▶ [Stated problem] Check every line of the material below for the string "template", and return the ones that have it.

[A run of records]

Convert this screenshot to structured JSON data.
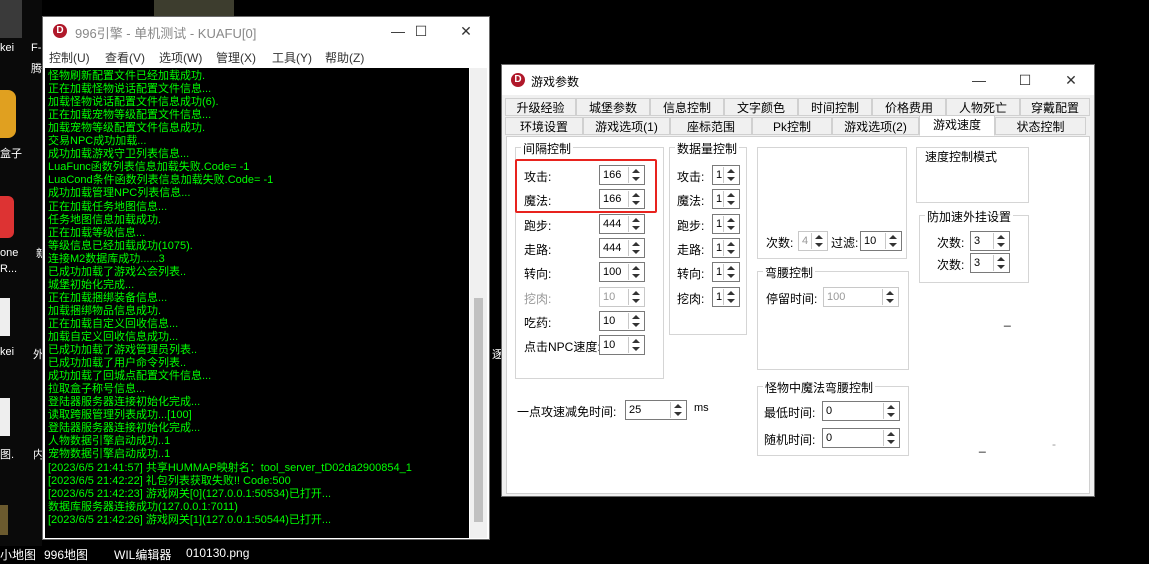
{
  "desktop": {
    "icons": [
      "kei",
      "F-",
      "腾",
      "盒子",
      "one",
      "R...",
      "新",
      "kei",
      "外",
      "图.",
      "内"
    ],
    "taskbar_labels": [
      "小地图",
      "996地图",
      "WIL编辑器",
      "010130.png"
    ],
    "stray_char": "逐"
  },
  "console": {
    "title": "996引擎 - 单机测试 - KUAFU[0]",
    "icon_letter": "D",
    "menu": [
      "控制(U)",
      "查看(V)",
      "选项(W)",
      "管理(X)",
      "工具(Y)",
      "帮助(Z)"
    ],
    "controls": {
      "minimize": "—",
      "maximize": "☐",
      "close": "✕"
    },
    "log_lines": [
      "怪物刷新配置文件已经加载成功.",
      "正在加载怪物说话配置文件信息...",
      "加载怪物说话配置文件信息成功(6).",
      "正在加载宠物等级配置文件信息...",
      "加载宠物等级配置文件信息成功.",
      "交易NPC成功加载...",
      "成功加载游戏守卫列表信息...",
      "LuaFunc函数列表信息加载失败.Code= -1",
      "LuaCond条件函数列表信息加载失败.Code= -1",
      "成功加载管理NPC列表信息...",
      "正在加载任务地图信息...",
      "任务地图信息加载成功.",
      "正在加载等级信息...",
      "等级信息已经加载成功(1075).",
      "连接M2数据库成功......3",
      "已成功加载了游戏公会列表..",
      "城堡初始化完成...",
      "正在加载捆绑装备信息...",
      "加载捆绑物品信息成功.",
      "正在加载自定义回收信息...",
      "加载自定义回收信息成功...",
      "已成功加载了游戏管理员列表..",
      "已成功加载了用户命令列表..",
      "成功加载了回城点配置文件信息...",
      "拉取盒子称号信息...",
      "登陆器服务器连接初始化完成...",
      "读取跨服管理列表成功...[100]",
      "登陆器服务器连接初始化完成...",
      "人物数据引擎启动成功..1",
      "宠物数据引擎启动成功..1",
      "[2023/6/5 21:41:57] 共享HUMMAP映射名：tool_server_tD02da2900854_1",
      "[2023/6/5 21:42:22] 礼包列表获取失败!! Code:500",
      "[2023/6/5 21:42:23] 游戏网关[0](127.0.0.1:50534)已打开...",
      "数据库服务器连接成功(127.0.0.1:7011)",
      "[2023/6/5 21:42:26] 游戏网关[1](127.0.0.1:50544)已打开..."
    ]
  },
  "dialog": {
    "title": "游戏参数",
    "icon_letter": "D",
    "controls": {
      "minimize": "—",
      "maximize": "☐",
      "close": "✕"
    },
    "tabs_row1": [
      "升级经验",
      "城堡参数",
      "信息控制",
      "文字颜色",
      "时间控制",
      "价格费用",
      "人物死亡",
      "穿戴配置"
    ],
    "tabs_row2": [
      "环境设置",
      "游戏选项(1)",
      "座标范围",
      "Pk控制",
      "游戏选项(2)",
      "游戏速度",
      "状态控制"
    ],
    "active_tab": "游戏速度",
    "interval": {
      "title": "间隔控制",
      "rows": [
        {
          "label": "攻击:",
          "value": "166"
        },
        {
          "label": "魔法:",
          "value": "166"
        },
        {
          "label": "跑步:",
          "value": "444"
        },
        {
          "label": "走路:",
          "value": "444"
        },
        {
          "label": "转向:",
          "value": "100"
        },
        {
          "label": "挖肉:",
          "value": "10"
        },
        {
          "label": "吃药:",
          "value": "10"
        },
        {
          "label": "点击NPC速度:",
          "value": "10"
        }
      ]
    },
    "count": {
      "title": "数据量控制",
      "rows": [
        {
          "label": "攻击:",
          "value": "1"
        },
        {
          "label": "魔法:",
          "value": "1"
        },
        {
          "label": "跑步:",
          "value": "1"
        },
        {
          "label": "走路:",
          "value": "1"
        },
        {
          "label": "转向:",
          "value": "1"
        },
        {
          "label": "挖肉:",
          "value": "1"
        }
      ]
    },
    "times": {
      "label": "次数:",
      "value": "4",
      "filter_label": "过滤:",
      "filter_value": "10"
    },
    "bow": {
      "title": "弯腰控制",
      "label": "停留时间:",
      "value": "100"
    },
    "speed_mode": {
      "title": "速度控制模式"
    },
    "anti_hack": {
      "title": "防加速外挂设置",
      "rows": [
        {
          "label": "次数:",
          "value": "3"
        },
        {
          "label": "次数:",
          "value": "3"
        }
      ]
    },
    "reduce": {
      "label": "一点攻速减免时间:",
      "value": "25",
      "unit": "ms"
    },
    "monster_bow": {
      "title": "怪物中魔法弯腰控制",
      "rows": [
        {
          "label": "最低时间:",
          "value": "0"
        },
        {
          "label": "随机时间:",
          "value": "0"
        }
      ]
    },
    "dash": "_",
    "dash_small": "-"
  }
}
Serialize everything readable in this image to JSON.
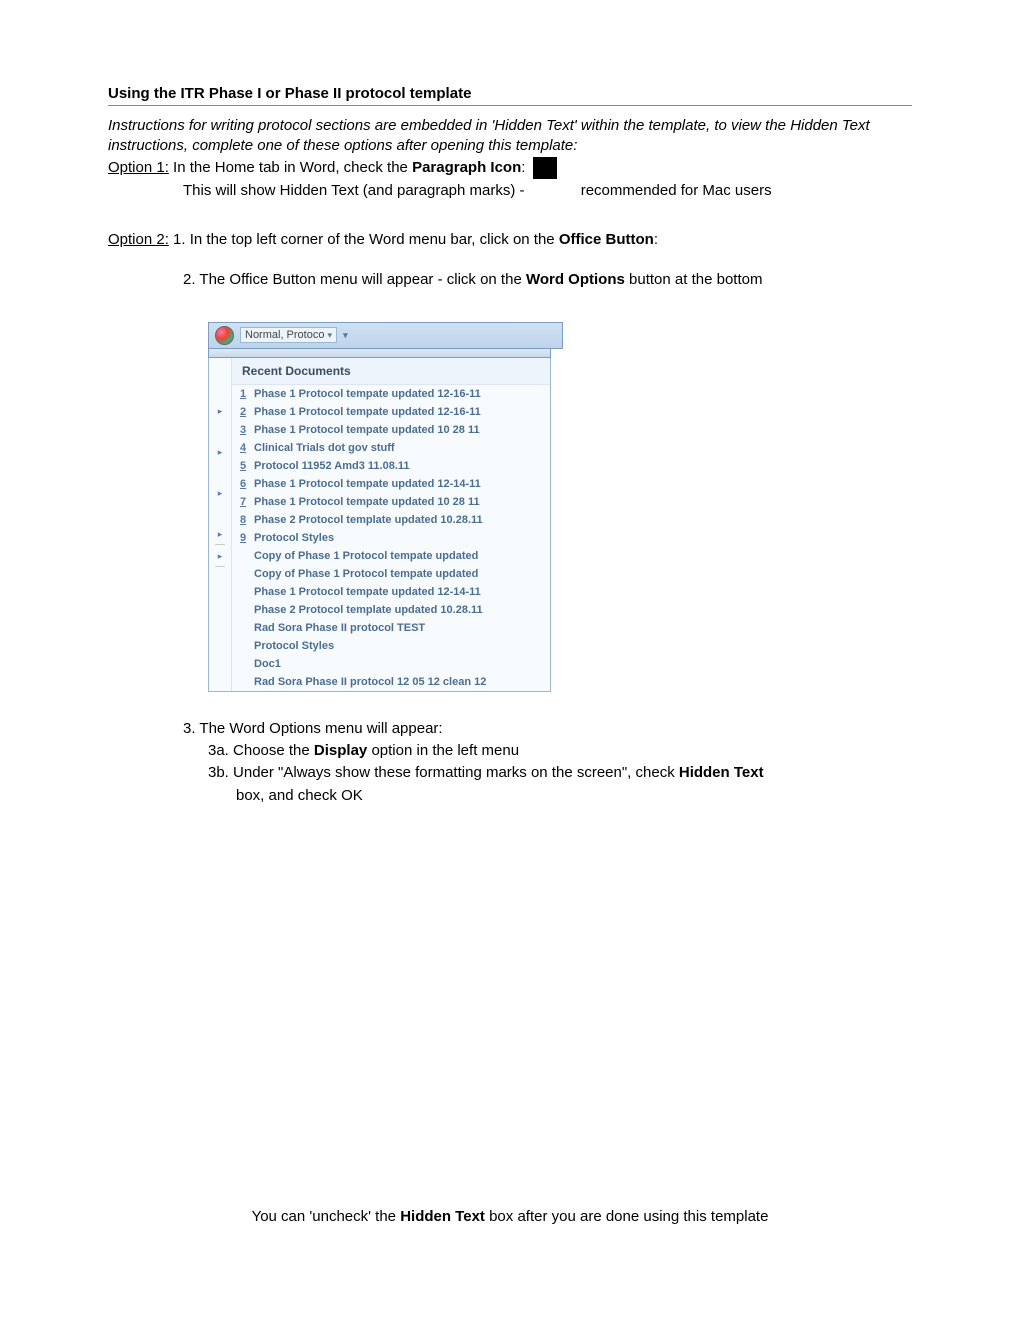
{
  "title": "Using the ITR Phase I or Phase II protocol template",
  "instructions": "Instructions for writing protocol sections are embedded in 'Hidden Text' within the template, to view the Hidden Text instructions, complete one of these options after opening this template:",
  "option1": {
    "label": "Option 1:",
    "line1_a": "  In the Home tab in Word, check the ",
    "line1_b": "Paragraph Icon",
    "line1_c": ":",
    "line2_a": "This will show Hidden Text (and paragraph marks) -",
    "line2_b": "recommended for Mac users"
  },
  "option2": {
    "label": "Option 2:",
    "step1_a": "  1. In the top left corner of the Word menu bar, click on the ",
    "step1_b": "Office Button",
    "step1_c": ":",
    "step2_a": "2. The Office Button menu will appear - click on the ",
    "step2_b": "Word Options",
    "step2_c": " button at the bottom",
    "step3": "3. The Word Options menu will appear:",
    "step3a_a": "3a. Choose the ",
    "step3a_b": "Display",
    "step3a_c": " option in the left menu",
    "step3b_a": "3b. Under \"Always show these formatting marks on the screen\", check ",
    "step3b_b": "Hidden Text",
    "step3b_indent": "box, and check OK"
  },
  "word_menu": {
    "qat_text": "Normal, Protoco",
    "recent_header": "Recent Documents",
    "items": [
      {
        "n": "1",
        "t": "Phase 1 Protocol tempate updated 12-16-11"
      },
      {
        "n": "2",
        "t": "Phase 1 Protocol tempate updated 12-16-11"
      },
      {
        "n": "3",
        "t": "Phase 1 Protocol tempate updated 10 28 11"
      },
      {
        "n": "4",
        "t": "Clinical Trials dot gov stuff"
      },
      {
        "n": "5",
        "t": "Protocol 11952 Amd3 11.08.11"
      },
      {
        "n": "6",
        "t": "Phase 1 Protocol tempate updated 12-14-11"
      },
      {
        "n": "7",
        "t": "Phase 1 Protocol tempate updated 10 28 11"
      },
      {
        "n": "8",
        "t": "Phase 2 Protocol template updated 10.28.11"
      },
      {
        "n": "9",
        "t": "Protocol Styles"
      },
      {
        "n": "",
        "t": "Copy of Phase 1 Protocol tempate updated"
      },
      {
        "n": "",
        "t": "Copy of Phase 1 Protocol tempate updated"
      },
      {
        "n": "",
        "t": "Phase 1 Protocol tempate updated 12-14-11"
      },
      {
        "n": "",
        "t": "Phase 2 Protocol template updated 10.28.11"
      },
      {
        "n": "",
        "t": "Rad Sora Phase II protocol TEST"
      },
      {
        "n": "",
        "t": "Protocol Styles"
      },
      {
        "n": "",
        "t": "Doc1"
      },
      {
        "n": "",
        "t": "Rad Sora Phase II protocol 12 05 12 clean 12"
      }
    ]
  },
  "footer_a": "You can 'uncheck' the ",
  "footer_b": "Hidden Text",
  "footer_c": "  box after you are done using this template"
}
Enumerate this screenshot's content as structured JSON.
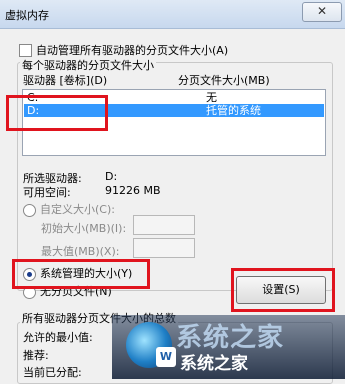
{
  "window": {
    "title": "虚拟内存",
    "close_glyph": "✕"
  },
  "auto_manage": {
    "label": "自动管理所有驱动器的分页文件大小(A)",
    "checked": false
  },
  "per_drive": {
    "group_title": "每个驱动器的分页文件大小",
    "columns": [
      "驱动器 [卷标](D)",
      "分页文件大小(MB)"
    ],
    "rows": [
      {
        "drive": "C:",
        "size": "无",
        "selected": false
      },
      {
        "drive": "D:",
        "size": "托管的系统",
        "selected": true
      }
    ],
    "selected_drive_label": "所选驱动器:",
    "selected_drive_value": "D:",
    "free_space_label": "可用空间:",
    "free_space_value": "91226 MB",
    "custom_size_label": "自定义大小(C):",
    "initial_size_label": "初始大小(MB)(I):",
    "max_size_label": "最大值(MB)(X):",
    "system_managed_label": "系统管理的大小(Y)",
    "no_paging_label": "无分页文件(N)",
    "set_button": "设置(S)"
  },
  "totals": {
    "group_title": "所有驱动器分页文件大小的总数",
    "min_allowed_label": "允许的最小值:",
    "recommended_label": "推荐:",
    "currently_allocated_label": "当前已分配:"
  },
  "watermark": {
    "large_text": "系统之家",
    "small_text": "系统之家",
    "icon_glyph": "W"
  },
  "colors": {
    "selection": "#3399ff",
    "highlight_box": "#e0141e"
  }
}
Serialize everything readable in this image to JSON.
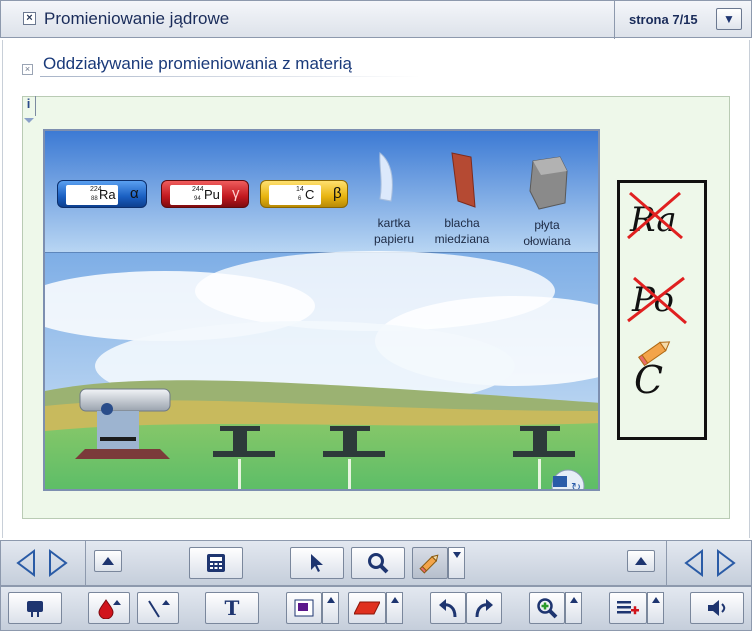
{
  "window": {
    "title": "Promieniowanie jądrowe",
    "page_indicator": "strona 7/15"
  },
  "section": {
    "title": "Oddziaływanie promieniowania z materią"
  },
  "simulation": {
    "sources": [
      {
        "element": "Ra",
        "mass": "224",
        "atomic": "88",
        "radiation": "α",
        "color": "#1e6fd0"
      },
      {
        "element": "Pu",
        "mass": "244",
        "atomic": "94",
        "radiation": "γ",
        "color": "#cc1f26"
      },
      {
        "element": "C",
        "mass": "14",
        "atomic": "6",
        "radiation": "β",
        "color": "#e8b810"
      }
    ],
    "absorbers": [
      {
        "label_line1": "kartka",
        "label_line2": "papieru",
        "color": "#e3eefc"
      },
      {
        "label_line1": "blacha",
        "label_line2": "miedziana",
        "color": "#b24a34"
      },
      {
        "label_line1": "płyta",
        "label_line2": "ołowiana",
        "color": "#7d7d7d"
      }
    ]
  },
  "notes": {
    "handwritten": [
      "Ra",
      "Po",
      "C"
    ]
  },
  "toolbar_top": {
    "left_group": [
      "prev-arrow",
      "next-arrow",
      "scroll-up"
    ],
    "tools": [
      "calculator-icon",
      "cursor-icon",
      "magnifier-icon",
      "pencil-icon"
    ],
    "right_group": [
      "scroll-up",
      "prev-arrow",
      "next-arrow"
    ]
  },
  "toolbar_bottom": {
    "text_tool_label": "T"
  },
  "colors": {
    "accent": "#1a3a7a",
    "sky_top": "#3f7fd6",
    "grass": "#6fc06a"
  }
}
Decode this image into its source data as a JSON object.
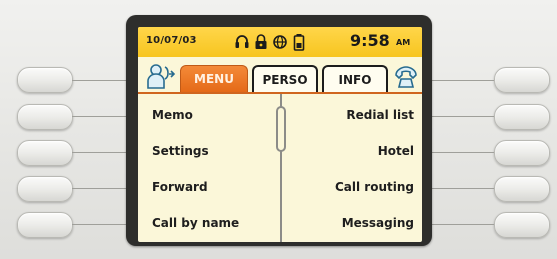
{
  "status": {
    "date": "10/07/03",
    "time": "9:58",
    "ampm": "AM",
    "icons": [
      "headset-icon",
      "lock-icon",
      "globe-icon",
      "battery-icon"
    ],
    "accent": "#f7c51f"
  },
  "tabs": {
    "menu_label": "MENU",
    "perso_label": "PERSO",
    "info_label": "INFO",
    "active_color": "#e46a18"
  },
  "menu": {
    "left": [
      "Memo",
      "Settings",
      "Forward",
      "Call by name"
    ],
    "right": [
      "Redial list",
      "Hotel",
      "Call routing",
      "Messaging"
    ]
  }
}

▶ [Complete answer]
  "title": "Using the ITR Phase I or Phase II protocol template",
  "instructions": "Instructions for writing protocol sections are embedded in 'Hidden Text' within the template, to view the Hidden Text instructions, complete one of these options after opening this template:",
        "t": "Phase 2 Protocol template updated 10.28.11"
        "t": "Phase 2 Protocol template updated 10.28.11"
  "footer_c": "  box after you are done using this template"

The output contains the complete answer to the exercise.